------ Source material ------

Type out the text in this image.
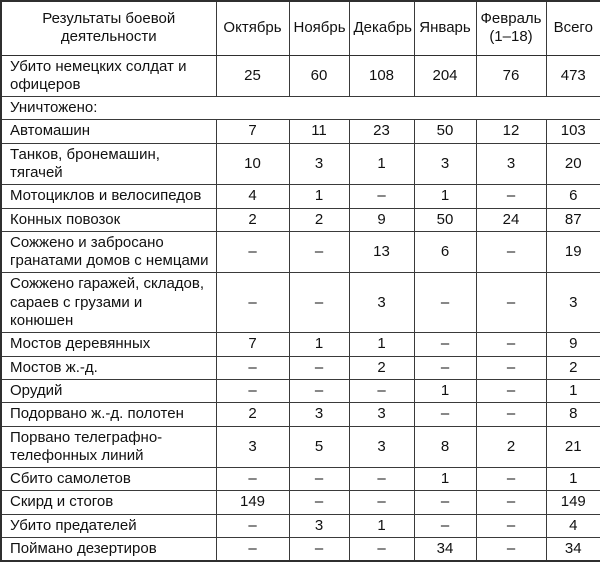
Результаты боевой деятельности	Октябрь	Ноябрь	Декабрь	Январь	Февраль (1–18)	Всего
Убито немецких солдат и офицеров	25	60	108	204	76	473
Уничтожено:						
Автомашин	7	11	23	50	12	103
Танков, бронемашин, тягачей	10	3	1	3	3	20
Мотоциклов и велосипедов	4	1	–	1	–	6
Конных повозок	2	2	9	50	24	87
Сожжено и забросано гранатами домов с немцами	–	–	13	6	–	19
Сожжено гаражей, складов, сараев с грузами и конюшен	–	–	3	–	–	3
Мостов деревянных	7	1	1	–	–	9
Мостов ж.-д.	–	–	2	–	–	2
Орудий	–	–	–	1	–	1
Подорвано ж.-д. полотен	2	3	3	–	–	8
Порвано телеграфно-телефонных линий	3	5	3	8	2	21
Сбито самолетов	–	–	–	1	–	1
Скирд и стогов	149	–	–	–	–	149
Убито предателей	–	3	1	–	–	4
Поймано дезертиров	–	–	–	34	–	34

------

__Work to do__: From the entries above, output every line exactly and omit any image.

__Response to the exercise__:
Type out the text in this image.
Результаты боевой деятельности	Октябрь	Ноябрь	Декабрь	Январь	Февраль (1–18)	Всего
Убито немецких солдат и офицеров	25	60	108	204	76	473
Уничтожено:						
Автомашин	7	11	23	50	12	103
Танков, бронемашин, тягачей	10	3	1	3	3	20
Мотоциклов и велосипедов	4	1	–	1	–	6
Конных повозок	2	2	9	50	24	87
Сожжено и забросано гранатами домов с немцами	–	–	13	6	–	19
Сожжено гаражей, складов, сараев с грузами и конюшен	–	–	3	–	–	3
Мостов деревянных	7	1	1	–	–	9
Мостов ж.-д.	–	–	2	–	–	2
Орудий	–	–	–	1	–	1
Подорвано ж.-д. полотен	2	3	3	–	–	8
Порвано телеграфно-телефонных линий	3	5	3	8	2	21
Сбито самолетов	–	–	–	1	–	1
Скирд и стогов	149	–	–	–	–	149
Убито предателей	–	3	1	–	–	4
Поймано дезертиров	–	–	–	34	–	34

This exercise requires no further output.